## [Court exercice A]
Placez dans une liste JSON de chaînes, à raison d'une chaîne par ligne et sans les lignes vides, les enregistrements compris entre leur début et la ligne contenant "bar xyxy=(300,308,303,413)", toutes deux incluses.
## [Court exercice B]
Rédigez la suite de l'article sur le front syndical de l'OGBL et du LCGB.

## [Extrait fourni]
####

Le travail que les deux syndicats font ensemble est «historique», selon Nora Back. (Photo : Giulia Thinnes)
Au cours de leur conférence de presse et comme ils en ont pris l’habitude, les deux syndicats ont fourni aux médias un dossier étoffé pour détailler à la fois leurs revendications et démonter les manipulations et autres contre-vérités avancées par le gouvernement. Cette fois, le dossier distribué aux journalistes ressemblait aussi à une pochette-surprise, puisqu’il contenait les copies d’échanges de courriers avec Luc Frieden, la Commission européenne et le ministre CSV du Travail, Georges Mischo. Ces documents, qui demeurent le plus souvent confidentiels, apportent de l’eau au moulin des organisations dans leur accusation d’absence de dialogue réel et témoignent des relations réciproquement exécrables qu’elles entretiennent avec le ministre du Travail. Celui-ci n’y met pas toujours les formes, comme le montre une lettre qu’il leur a adressée le 20 septembre dernier sur les conventions collectives et qu’il conclut le plus sèchement possible, sans la rituelle formule de politesse qui accompagne ce type d’échanges.
Le « front syndical uni » n’a cependant pas pour seule vocation de poser un constat identique entre OGBL et LCGB. Il se veut un moyen d’action pour contrer les plans de la coalition. Tant Nora Back que Patrick Dury invitent le gouvernement à la raison, en lui demandant d’engager un dialogue dépassant l’exercice de communication, avec des résultats concrets et positifs. « On nous présente comme des organisations opposées à la modernité, mais c’est inexact. Nous voulons accompagner les changements de la société et faire évoluer les choses, nous en sommes grandement demandeurs. Mais cela doit se faire au bénéfice des salarié·es et des pensionné·es », insiste la présidente de l’OGBL.

####

Enregistrements du jeu de données

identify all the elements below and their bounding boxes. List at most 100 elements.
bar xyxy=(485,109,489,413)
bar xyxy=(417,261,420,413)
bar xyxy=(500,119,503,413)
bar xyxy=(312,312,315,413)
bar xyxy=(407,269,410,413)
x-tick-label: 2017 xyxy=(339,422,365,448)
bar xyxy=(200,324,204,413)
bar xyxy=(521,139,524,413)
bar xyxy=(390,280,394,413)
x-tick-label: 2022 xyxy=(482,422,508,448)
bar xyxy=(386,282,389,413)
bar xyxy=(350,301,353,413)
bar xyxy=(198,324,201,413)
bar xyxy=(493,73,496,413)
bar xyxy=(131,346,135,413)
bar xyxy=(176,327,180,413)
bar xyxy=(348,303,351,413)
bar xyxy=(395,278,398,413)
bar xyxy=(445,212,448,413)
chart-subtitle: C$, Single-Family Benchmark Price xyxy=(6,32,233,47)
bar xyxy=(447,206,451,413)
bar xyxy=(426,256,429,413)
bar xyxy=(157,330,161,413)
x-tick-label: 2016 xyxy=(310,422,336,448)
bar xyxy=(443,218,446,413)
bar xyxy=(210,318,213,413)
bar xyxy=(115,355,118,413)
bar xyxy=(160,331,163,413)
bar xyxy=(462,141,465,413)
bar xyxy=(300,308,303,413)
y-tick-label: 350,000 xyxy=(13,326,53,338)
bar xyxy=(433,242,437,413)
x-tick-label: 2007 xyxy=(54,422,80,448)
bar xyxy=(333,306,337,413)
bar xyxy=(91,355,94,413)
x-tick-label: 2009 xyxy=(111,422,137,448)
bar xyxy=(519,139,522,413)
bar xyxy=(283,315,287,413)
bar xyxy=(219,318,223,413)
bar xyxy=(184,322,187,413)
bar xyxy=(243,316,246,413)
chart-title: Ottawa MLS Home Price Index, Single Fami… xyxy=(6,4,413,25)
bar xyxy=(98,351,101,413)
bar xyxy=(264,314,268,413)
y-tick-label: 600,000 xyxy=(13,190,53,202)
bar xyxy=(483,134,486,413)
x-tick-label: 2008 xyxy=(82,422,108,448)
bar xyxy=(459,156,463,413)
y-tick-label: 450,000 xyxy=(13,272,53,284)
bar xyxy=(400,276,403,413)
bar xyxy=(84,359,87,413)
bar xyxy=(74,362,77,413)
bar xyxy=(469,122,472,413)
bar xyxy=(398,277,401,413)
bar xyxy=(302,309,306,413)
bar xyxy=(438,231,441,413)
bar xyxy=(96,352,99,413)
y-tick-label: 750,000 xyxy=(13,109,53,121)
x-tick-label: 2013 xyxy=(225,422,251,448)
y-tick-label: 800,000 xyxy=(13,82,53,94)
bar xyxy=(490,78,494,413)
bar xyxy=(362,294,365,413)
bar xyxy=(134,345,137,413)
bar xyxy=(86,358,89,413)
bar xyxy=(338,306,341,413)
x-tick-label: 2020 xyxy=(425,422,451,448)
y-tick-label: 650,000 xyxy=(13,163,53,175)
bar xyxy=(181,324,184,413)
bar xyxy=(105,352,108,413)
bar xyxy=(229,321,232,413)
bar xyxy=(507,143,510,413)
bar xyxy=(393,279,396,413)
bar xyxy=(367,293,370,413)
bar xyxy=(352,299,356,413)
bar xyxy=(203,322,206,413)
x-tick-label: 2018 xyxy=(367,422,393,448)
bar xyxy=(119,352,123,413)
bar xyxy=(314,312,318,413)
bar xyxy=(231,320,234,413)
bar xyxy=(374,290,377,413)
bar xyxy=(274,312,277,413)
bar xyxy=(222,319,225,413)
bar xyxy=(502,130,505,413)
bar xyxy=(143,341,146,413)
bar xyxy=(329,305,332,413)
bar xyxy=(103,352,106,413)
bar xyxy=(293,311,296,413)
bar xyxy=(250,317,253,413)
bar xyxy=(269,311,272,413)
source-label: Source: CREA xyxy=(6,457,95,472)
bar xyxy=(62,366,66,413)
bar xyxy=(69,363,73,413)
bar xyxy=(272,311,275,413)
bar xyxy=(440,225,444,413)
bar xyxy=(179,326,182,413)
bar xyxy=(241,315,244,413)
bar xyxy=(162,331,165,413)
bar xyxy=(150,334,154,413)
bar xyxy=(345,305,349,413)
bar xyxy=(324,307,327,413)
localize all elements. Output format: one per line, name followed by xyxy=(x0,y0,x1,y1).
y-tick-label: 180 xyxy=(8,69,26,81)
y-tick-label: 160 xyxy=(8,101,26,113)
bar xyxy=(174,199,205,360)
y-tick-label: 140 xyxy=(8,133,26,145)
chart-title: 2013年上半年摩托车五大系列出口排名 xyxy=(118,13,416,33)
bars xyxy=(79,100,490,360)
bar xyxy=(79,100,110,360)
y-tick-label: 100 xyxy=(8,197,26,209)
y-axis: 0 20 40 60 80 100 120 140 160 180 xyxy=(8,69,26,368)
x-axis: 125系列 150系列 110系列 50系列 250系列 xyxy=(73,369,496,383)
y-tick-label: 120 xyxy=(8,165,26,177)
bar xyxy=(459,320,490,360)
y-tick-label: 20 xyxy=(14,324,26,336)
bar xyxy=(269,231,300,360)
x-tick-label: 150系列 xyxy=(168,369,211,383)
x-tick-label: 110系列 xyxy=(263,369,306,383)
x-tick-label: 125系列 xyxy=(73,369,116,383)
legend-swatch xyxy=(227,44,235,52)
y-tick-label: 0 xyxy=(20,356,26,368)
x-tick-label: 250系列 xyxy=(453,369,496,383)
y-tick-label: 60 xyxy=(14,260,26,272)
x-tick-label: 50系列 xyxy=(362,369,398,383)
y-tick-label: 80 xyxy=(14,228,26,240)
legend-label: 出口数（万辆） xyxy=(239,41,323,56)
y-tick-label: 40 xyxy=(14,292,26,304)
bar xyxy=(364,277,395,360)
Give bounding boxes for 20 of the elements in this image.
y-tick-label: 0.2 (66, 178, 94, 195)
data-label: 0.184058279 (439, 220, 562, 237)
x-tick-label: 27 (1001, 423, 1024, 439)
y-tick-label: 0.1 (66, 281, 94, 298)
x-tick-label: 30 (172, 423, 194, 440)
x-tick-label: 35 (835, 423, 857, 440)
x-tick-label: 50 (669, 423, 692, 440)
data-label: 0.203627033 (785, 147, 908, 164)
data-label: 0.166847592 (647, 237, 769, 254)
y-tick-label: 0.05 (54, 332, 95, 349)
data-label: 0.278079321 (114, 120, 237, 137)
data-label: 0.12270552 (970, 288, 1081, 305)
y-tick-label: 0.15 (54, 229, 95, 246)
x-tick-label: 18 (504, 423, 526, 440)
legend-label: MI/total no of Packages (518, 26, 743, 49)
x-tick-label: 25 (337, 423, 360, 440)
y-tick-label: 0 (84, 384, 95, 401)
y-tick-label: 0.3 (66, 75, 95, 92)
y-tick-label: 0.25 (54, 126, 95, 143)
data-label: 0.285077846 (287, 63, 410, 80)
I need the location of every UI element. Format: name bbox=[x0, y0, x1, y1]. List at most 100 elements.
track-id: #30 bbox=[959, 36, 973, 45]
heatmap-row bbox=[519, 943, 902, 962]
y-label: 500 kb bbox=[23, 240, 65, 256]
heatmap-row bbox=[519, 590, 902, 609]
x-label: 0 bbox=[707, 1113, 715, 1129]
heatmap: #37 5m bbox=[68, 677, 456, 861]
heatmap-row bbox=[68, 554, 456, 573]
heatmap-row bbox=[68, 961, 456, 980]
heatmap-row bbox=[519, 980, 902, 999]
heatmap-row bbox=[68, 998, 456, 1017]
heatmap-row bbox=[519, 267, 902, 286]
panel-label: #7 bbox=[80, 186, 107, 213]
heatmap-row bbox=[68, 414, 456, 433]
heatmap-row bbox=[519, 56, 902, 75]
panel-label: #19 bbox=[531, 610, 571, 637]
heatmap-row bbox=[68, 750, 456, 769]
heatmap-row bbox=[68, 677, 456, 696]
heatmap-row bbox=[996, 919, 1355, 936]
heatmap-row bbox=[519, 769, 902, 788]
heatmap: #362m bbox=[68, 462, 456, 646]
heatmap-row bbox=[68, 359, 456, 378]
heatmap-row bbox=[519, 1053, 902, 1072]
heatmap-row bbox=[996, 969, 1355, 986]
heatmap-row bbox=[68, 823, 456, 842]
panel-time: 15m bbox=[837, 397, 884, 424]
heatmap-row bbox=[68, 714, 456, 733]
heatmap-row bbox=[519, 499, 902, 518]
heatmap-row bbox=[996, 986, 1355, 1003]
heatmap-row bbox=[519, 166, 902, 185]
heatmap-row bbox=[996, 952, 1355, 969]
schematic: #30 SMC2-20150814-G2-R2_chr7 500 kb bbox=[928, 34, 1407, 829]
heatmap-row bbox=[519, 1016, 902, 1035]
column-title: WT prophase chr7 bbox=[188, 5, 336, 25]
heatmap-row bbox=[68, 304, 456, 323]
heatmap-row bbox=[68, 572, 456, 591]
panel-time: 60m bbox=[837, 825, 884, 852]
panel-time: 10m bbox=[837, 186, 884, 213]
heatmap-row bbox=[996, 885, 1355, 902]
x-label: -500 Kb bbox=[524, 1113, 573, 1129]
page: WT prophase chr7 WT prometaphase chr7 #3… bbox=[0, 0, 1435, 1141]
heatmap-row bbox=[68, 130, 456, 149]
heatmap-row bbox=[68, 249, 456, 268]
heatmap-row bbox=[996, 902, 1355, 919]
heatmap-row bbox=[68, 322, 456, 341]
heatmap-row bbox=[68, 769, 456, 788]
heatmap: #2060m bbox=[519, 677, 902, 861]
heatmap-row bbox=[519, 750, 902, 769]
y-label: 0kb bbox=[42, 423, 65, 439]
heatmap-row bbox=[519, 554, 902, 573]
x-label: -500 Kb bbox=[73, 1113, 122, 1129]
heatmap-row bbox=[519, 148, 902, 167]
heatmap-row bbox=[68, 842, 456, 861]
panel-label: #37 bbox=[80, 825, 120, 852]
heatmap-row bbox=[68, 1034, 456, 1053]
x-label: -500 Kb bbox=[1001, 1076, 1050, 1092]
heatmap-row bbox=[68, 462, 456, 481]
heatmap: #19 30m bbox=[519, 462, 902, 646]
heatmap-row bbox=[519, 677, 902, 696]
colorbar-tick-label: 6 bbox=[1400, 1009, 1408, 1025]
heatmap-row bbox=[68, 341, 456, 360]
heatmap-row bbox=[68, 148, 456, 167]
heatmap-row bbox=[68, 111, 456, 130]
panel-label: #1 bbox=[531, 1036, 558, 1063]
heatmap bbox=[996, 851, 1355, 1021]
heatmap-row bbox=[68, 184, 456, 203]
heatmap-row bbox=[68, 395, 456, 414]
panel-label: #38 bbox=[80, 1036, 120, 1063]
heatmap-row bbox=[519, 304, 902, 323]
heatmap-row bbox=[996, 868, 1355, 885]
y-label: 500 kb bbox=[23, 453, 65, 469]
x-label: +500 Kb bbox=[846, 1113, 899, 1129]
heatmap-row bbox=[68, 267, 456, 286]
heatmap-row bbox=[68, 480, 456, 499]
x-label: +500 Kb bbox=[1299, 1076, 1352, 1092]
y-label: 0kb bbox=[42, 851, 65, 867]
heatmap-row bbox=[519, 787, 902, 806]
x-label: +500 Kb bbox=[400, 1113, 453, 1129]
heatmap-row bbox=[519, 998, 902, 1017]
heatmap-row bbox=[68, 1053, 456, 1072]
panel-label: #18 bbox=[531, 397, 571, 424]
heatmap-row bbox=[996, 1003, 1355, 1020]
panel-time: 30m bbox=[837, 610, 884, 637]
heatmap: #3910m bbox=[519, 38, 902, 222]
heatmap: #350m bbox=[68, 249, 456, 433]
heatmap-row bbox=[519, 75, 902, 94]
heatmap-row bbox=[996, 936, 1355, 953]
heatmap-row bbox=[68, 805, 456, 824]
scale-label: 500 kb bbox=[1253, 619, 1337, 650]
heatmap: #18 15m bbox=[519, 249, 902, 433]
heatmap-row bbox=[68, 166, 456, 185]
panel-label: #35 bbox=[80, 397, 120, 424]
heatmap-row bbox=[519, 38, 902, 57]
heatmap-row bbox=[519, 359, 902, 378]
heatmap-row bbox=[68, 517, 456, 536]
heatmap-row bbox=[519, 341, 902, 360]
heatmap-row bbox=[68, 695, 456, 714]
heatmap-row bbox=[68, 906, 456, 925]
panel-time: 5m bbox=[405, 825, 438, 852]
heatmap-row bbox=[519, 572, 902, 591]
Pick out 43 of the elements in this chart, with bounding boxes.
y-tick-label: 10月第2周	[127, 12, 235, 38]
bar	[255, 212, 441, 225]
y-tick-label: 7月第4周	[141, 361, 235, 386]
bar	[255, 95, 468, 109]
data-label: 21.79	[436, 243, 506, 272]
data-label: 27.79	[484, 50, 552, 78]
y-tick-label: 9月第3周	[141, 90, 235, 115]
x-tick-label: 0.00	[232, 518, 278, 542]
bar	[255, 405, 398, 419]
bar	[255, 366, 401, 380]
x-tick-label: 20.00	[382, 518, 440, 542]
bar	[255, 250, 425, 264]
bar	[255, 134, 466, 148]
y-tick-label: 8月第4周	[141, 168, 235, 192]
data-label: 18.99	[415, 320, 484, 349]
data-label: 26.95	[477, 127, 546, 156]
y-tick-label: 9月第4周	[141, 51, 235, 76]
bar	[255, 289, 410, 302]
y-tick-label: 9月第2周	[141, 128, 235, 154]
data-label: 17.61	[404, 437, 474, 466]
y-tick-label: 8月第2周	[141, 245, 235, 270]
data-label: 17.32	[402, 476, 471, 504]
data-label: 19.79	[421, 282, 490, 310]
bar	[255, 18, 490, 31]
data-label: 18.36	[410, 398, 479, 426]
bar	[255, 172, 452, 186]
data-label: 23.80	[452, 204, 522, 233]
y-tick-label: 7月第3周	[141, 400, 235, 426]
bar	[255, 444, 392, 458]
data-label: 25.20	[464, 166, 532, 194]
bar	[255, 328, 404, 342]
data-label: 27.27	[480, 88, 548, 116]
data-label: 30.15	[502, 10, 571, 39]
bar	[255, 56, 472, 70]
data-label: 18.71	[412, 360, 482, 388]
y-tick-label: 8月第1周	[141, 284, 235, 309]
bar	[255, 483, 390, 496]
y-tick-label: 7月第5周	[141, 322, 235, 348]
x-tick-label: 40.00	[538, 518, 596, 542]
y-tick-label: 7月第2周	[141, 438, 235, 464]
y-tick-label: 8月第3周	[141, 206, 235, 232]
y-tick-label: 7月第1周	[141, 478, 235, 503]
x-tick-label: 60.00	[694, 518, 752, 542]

####

## [Résultat attendu A]
[
  "identify all the elements below and their bounding boxes. List at most 100 elements.",
  "bar xyxy=(485,109,489,413)",
  "bar xyxy=(417,261,420,413)",
  "bar xyxy=(500,119,503,413)",
  "bar xyxy=(312,312,315,413)",
  "bar xyxy=(407,269,410,413)",
  "x-tick-label: 2017 xyxy=(339,422,365,448)",
  "bar xyxy=(200,324,204,413)",
  "bar xyxy=(521,139,524,413)",
  "bar xyxy=(390,280,394,413)",
  "x-tick-label: 2022 xyxy=(482,422,508,448)",
  "bar xyxy=(386,282,389,413)",
  "bar xyxy=(350,301,353,413)",
  "bar xyxy=(198,324,201,413)",
  "bar xyxy=(493,73,496,413)",
  "bar xyxy=(131,346,135,413)",
  "bar xyxy=(176,327,180,413)",
  "bar xyxy=(348,303,351,413)",
  "bar xyxy=(395,278,398,413)",
  "bar xyxy=(445,212,448,413)",
  "chart-subtitle: C$, Single-Family Benchmark Price xyxy=(6,32,233,47)",
  "bar xyxy=(447,206,451,413)",
  "bar xyxy=(426,256,429,413)",
  "bar xyxy=(157,330,161,413)",
  "x-tick-label: 2016 xyxy=(310,422,336,448)",
  "bar xyxy=(443,218,446,413)",
  "bar xyxy=(210,318,213,413)",
  "bar xyxy=(115,355,118,413)",
  "bar xyxy=(160,331,163,413)",
  "bar xyxy=(462,141,465,413)",
  "bar xyxy=(300,308,303,413)"
]

## [Résultat attendu B]
Cinq mois pour revenir à la raison
S’il n’est pas entendu dans les cinq mois à venir, le « front syndical » s’emparera de la rue à l’occasion d’une manifestation nationale qu’il prévoit d’organiser le samedi 28 juin, en espérant être massivement suivi. Une forme d’ultimatum auquel pourrait bien se joindre la CGFP, le syndicat des fonctionnaires, qui affirme sa solidarité avec les organisations du privé et se montre particulièrement virulent contre l’absence de dialogue social. Mais il faudra voir si ce front élargi résistera à la hausse de 2,5 % des traitements des fonctionnaires obtenue par la CGFP ce 29 janvier et qui semble conforme à ses attentes.
Avant d’occuper la rue, le « front syndical uni » va multiplier les actions ponctuelles dans les mois à venir. Premier rendez-vous programmé ce 5 février, avec une manifestation devant la Chambre des député·es « pour attirer l’attention des membres de la commission du Travail sur les revendications des syndicats et des salariés du secteur du commerce ». Parallèlement, les syndicats vont poursuivre leur campagne d’information commune. Leurs membres et le grand public pourront s’informer de l’évolution des dossiers et des actions à venir sur le site frontsyndical.lu, qu’OGBL et LCGB viennent de mettre en ligne.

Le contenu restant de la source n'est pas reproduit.